Your goal: Take the entries below and reproduce them word for word.

Begin

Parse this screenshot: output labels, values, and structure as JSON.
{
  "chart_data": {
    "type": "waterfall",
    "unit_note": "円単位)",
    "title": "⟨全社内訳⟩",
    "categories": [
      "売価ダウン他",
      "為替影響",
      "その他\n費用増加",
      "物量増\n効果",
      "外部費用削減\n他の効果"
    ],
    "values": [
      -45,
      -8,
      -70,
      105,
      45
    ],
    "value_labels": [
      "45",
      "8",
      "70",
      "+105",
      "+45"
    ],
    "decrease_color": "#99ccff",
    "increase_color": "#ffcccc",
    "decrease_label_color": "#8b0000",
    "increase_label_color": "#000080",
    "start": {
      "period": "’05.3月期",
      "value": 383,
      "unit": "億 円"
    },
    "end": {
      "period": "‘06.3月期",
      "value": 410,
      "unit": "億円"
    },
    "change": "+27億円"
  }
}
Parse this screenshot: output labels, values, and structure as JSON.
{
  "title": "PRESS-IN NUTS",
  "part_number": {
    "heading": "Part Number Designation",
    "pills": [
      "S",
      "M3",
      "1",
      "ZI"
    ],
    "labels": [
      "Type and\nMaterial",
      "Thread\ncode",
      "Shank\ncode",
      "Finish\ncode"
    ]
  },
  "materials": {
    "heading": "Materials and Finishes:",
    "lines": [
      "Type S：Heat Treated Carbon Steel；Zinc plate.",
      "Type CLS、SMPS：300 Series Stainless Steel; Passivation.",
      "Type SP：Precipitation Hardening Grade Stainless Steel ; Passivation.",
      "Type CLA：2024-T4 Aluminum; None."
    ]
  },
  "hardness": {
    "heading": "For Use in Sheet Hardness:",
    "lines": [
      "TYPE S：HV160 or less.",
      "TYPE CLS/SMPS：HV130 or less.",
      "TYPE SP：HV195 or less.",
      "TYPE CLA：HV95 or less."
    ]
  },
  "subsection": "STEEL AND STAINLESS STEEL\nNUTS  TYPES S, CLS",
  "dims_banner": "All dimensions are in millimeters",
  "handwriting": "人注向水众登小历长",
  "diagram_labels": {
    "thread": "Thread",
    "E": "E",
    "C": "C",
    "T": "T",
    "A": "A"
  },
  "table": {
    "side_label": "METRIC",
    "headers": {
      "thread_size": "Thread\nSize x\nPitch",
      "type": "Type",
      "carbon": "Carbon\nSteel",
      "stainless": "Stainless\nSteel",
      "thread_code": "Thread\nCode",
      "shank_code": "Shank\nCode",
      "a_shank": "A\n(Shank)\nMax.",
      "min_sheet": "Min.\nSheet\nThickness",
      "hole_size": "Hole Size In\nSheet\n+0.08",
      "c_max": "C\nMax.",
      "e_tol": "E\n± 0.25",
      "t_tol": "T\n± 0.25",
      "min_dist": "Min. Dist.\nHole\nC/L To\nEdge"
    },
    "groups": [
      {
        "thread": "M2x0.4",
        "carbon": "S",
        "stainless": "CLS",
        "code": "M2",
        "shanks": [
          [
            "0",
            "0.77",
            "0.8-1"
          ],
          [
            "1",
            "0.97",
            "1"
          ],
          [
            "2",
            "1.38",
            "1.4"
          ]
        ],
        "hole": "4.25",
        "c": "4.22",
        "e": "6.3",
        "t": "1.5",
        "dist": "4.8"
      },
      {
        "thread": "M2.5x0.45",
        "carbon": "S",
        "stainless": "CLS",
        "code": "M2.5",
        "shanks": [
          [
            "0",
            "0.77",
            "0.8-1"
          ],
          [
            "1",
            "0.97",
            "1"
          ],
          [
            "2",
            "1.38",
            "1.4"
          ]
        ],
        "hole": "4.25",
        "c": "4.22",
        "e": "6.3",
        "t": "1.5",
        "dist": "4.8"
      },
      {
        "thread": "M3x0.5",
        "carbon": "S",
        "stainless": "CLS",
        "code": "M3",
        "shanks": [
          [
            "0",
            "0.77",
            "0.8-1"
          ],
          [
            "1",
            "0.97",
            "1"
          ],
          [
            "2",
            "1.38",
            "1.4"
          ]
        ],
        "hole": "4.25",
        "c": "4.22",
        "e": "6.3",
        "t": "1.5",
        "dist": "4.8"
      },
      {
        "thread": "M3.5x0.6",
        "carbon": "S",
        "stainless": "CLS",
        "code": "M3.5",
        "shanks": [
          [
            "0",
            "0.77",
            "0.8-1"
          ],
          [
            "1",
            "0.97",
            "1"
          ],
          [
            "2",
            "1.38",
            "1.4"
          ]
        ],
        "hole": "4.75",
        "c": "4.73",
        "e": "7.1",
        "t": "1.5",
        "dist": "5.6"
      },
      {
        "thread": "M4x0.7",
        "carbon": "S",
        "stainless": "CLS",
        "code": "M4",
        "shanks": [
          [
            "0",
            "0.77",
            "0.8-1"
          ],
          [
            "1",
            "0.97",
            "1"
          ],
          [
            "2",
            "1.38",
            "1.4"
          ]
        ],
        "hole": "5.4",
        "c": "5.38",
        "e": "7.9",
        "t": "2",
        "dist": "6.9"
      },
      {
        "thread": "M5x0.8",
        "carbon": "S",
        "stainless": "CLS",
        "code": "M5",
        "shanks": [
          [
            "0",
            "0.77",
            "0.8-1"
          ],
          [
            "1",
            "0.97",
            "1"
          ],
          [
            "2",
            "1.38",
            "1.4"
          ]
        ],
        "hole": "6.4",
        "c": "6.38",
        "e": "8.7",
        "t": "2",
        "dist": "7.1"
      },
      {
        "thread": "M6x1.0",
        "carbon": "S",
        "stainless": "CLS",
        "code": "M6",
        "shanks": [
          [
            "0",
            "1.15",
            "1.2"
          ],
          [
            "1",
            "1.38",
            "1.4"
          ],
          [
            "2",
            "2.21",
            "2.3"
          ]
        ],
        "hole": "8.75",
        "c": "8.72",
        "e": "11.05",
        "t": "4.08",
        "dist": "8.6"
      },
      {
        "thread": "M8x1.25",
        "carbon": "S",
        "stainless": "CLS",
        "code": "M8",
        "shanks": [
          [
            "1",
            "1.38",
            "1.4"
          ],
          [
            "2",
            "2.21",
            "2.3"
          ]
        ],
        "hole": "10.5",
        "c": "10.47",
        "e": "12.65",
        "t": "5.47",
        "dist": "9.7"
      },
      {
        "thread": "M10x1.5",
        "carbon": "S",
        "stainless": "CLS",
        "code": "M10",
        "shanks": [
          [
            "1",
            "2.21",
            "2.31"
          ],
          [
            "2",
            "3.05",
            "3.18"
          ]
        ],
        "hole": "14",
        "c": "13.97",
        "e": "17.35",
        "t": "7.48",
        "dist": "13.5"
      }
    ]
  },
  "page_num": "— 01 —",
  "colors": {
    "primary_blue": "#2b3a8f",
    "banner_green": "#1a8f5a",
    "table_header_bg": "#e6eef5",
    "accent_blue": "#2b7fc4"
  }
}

End

Output for this exercise:
Parse this screenshot: output labels, values, and structure as JSON.
{
  "chart_data": {
    "type": "waterfall",
    "unit_note": "円単位)",
    "title": "⟨全社内訳⟩",
    "categories": [
      "売価ダウン他",
      "為替影響",
      "その他\n費用増加",
      "物量増\n効果",
      "外部費用削減\n他の効果"
    ],
    "values": [
      -45,
      -8,
      -70,
      105,
      45
    ],
    "value_labels": [
      "45",
      "8",
      "70",
      "+105",
      "+45"
    ],
    "decrease_color": "#99ccff",
    "increase_color": "#ffcccc",
    "decrease_label_color": "#8b0000",
    "increase_label_color": "#000080",
    "start": {
      "period": "’05.3月期",
      "value": 383,
      "unit": "億 円"
    },
    "end": {
      "period": "‘06.3月期",
      "value": 410,
      "unit": "億円"
    },
    "change": "+27億円"
  }
}
Parse this screenshot: output labels, values, and structure as JSON.
{
  "title": "PRESS-IN NUTS",
  "part_number": {
    "heading": "Part Number Designation",
    "pills": [
      "S",
      "M3",
      "1",
      "ZI"
    ],
    "labels": [
      "Type and\nMaterial",
      "Thread\ncode",
      "Shank\ncode",
      "Finish\ncode"
    ]
  },
  "materials": {
    "heading": "Materials and Finishes:",
    "lines": [
      "Type S：Heat Treated Carbon Steel；Zinc plate.",
      "Type CLS、SMPS：300 Series Stainless Steel; Passivation.",
      "Type SP：Precipitation Hardening Grade Stainless Steel ; Passivation.",
      "Type CLA：2024-T4 Aluminum; None."
    ]
  },
  "hardness": {
    "heading": "For Use in Sheet Hardness:",
    "lines": [
      "TYPE S：HV160 or less.",
      "TYPE CLS/SMPS：HV130 or less.",
      "TYPE SP：HV195 or less.",
      "TYPE CLA：HV95 or less."
    ]
  },
  "subsection": "STEEL AND STAINLESS STEEL\nNUTS  TYPES S, CLS",
  "dims_banner": "All dimensions are in millimeters",
  "handwriting": "人注向水众登小历长",
  "diagram_labels": {
    "thread": "Thread",
    "E": "E",
    "C": "C",
    "T": "T",
    "A": "A"
  },
  "table": {
    "side_label": "METRIC",
    "headers": {
      "thread_size": "Thread\nSize x\nPitch",
      "type": "Type",
      "carbon": "Carbon\nSteel",
      "stainless": "Stainless\nSteel",
      "thread_code": "Thread\nCode",
      "shank_code": "Shank\nCode",
      "a_shank": "A\n(Shank)\nMax.",
      "min_sheet": "Min.\nSheet\nThickness",
      "hole_size": "Hole Size In\nSheet\n+0.08",
      "c_max": "C\nMax.",
      "e_tol": "E\n± 0.25",
      "t_tol": "T\n± 0.25",
      "min_dist": "Min. Dist.\nHole\nC/L To\nEdge"
    },
    "groups": [
      {
        "thread": "M2x0.4",
        "carbon": "S",
        "stainless": "CLS",
        "code": "M2",
        "shanks": [
          [
            "0",
            "0.77",
            "0.8-1"
          ],
          [
            "1",
            "0.97",
            "1"
          ],
          [
            "2",
            "1.38",
            "1.4"
          ]
        ],
        "hole": "4.25",
        "c": "4.22",
        "e": "6.3",
        "t": "1.5",
        "dist": "4.8"
      },
      {
        "thread": "M2.5x0.45",
        "carbon": "S",
        "stainless": "CLS",
        "code": "M2.5",
        "shanks": [
          [
            "0",
            "0.77",
            "0.8-1"
          ],
          [
            "1",
            "0.97",
            "1"
          ],
          [
            "2",
            "1.38",
            "1.4"
          ]
        ],
        "hole": "4.25",
        "c": "4.22",
        "e": "6.3",
        "t": "1.5",
        "dist": "4.8"
      },
      {
        "thread": "M3x0.5",
        "carbon": "S",
        "stainless": "CLS",
        "code": "M3",
        "shanks": [
          [
            "0",
            "0.77",
            "0.8-1"
          ],
          [
            "1",
            "0.97",
            "1"
          ],
          [
            "2",
            "1.38",
            "1.4"
          ]
        ],
        "hole": "4.25",
        "c": "4.22",
        "e": "6.3",
        "t": "1.5",
        "dist": "4.8"
      },
      {
        "thread": "M3.5x0.6",
        "carbon": "S",
        "stainless": "CLS",
        "code": "M3.5",
        "shanks": [
          [
            "0",
            "0.77",
            "0.8-1"
          ],
          [
            "1",
            "0.97",
            "1"
          ],
          [
            "2",
            "1.38",
            "1.4"
          ]
        ],
        "hole": "4.75",
        "c": "4.73",
        "e": "7.1",
        "t": "1.5",
        "dist": "5.6"
      },
      {
        "thread": "M4x0.7",
        "carbon": "S",
        "stainless": "CLS",
        "code": "M4",
        "shanks": [
          [
            "0",
            "0.77",
            "0.8-1"
          ],
          [
            "1",
            "0.97",
            "1"
          ],
          [
            "2",
            "1.38",
            "1.4"
          ]
        ],
        "hole": "5.4",
        "c": "5.38",
        "e": "7.9",
        "t": "2",
        "dist": "6.9"
      },
      {
        "thread": "M5x0.8",
        "carbon": "S",
        "stainless": "CLS",
        "code": "M5",
        "shanks": [
          [
            "0",
            "0.77",
            "0.8-1"
          ],
          [
            "1",
            "0.97",
            "1"
          ],
          [
            "2",
            "1.38",
            "1.4"
          ]
        ],
        "hole": "6.4",
        "c": "6.38",
        "e": "8.7",
        "t": "2",
        "dist": "7.1"
      },
      {
        "thread": "M6x1.0",
        "carbon": "S",
        "stainless": "CLS",
        "code": "M6",
        "shanks": [
          [
            "0",
            "1.15",
            "1.2"
          ],
          [
            "1",
            "1.38",
            "1.4"
          ],
          [
            "2",
            "2.21",
            "2.3"
          ]
        ],
        "hole": "8.75",
        "c": "8.72",
        "e": "11.05",
        "t": "4.08",
        "dist": "8.6"
      },
      {
        "thread": "M8x1.25",
        "carbon": "S",
        "stainless": "CLS",
        "code": "M8",
        "shanks": [
          [
            "1",
            "1.38",
            "1.4"
          ],
          [
            "2",
            "2.21",
            "2.3"
          ]
        ],
        "hole": "10.5",
        "c": "10.47",
        "e": "12.65",
        "t": "5.47",
        "dist": "9.7"
      },
      {
        "thread": "M10x1.5",
        "carbon": "S",
        "stainless": "CLS",
        "code": "M10",
        "shanks": [
          [
            "1",
            "2.21",
            "2.31"
          ],
          [
            "2",
            "3.05",
            "3.18"
          ]
        ],
        "hole": "14",
        "c": "13.97",
        "e": "17.35",
        "t": "7.48",
        "dist": "13.5"
      }
    ]
  },
  "page_num": "— 01 —",
  "colors": {
    "primary_blue": "#2b3a8f",
    "banner_green": "#1a8f5a",
    "table_header_bg": "#e6eef5",
    "accent_blue": "#2b7fc4"
  }
}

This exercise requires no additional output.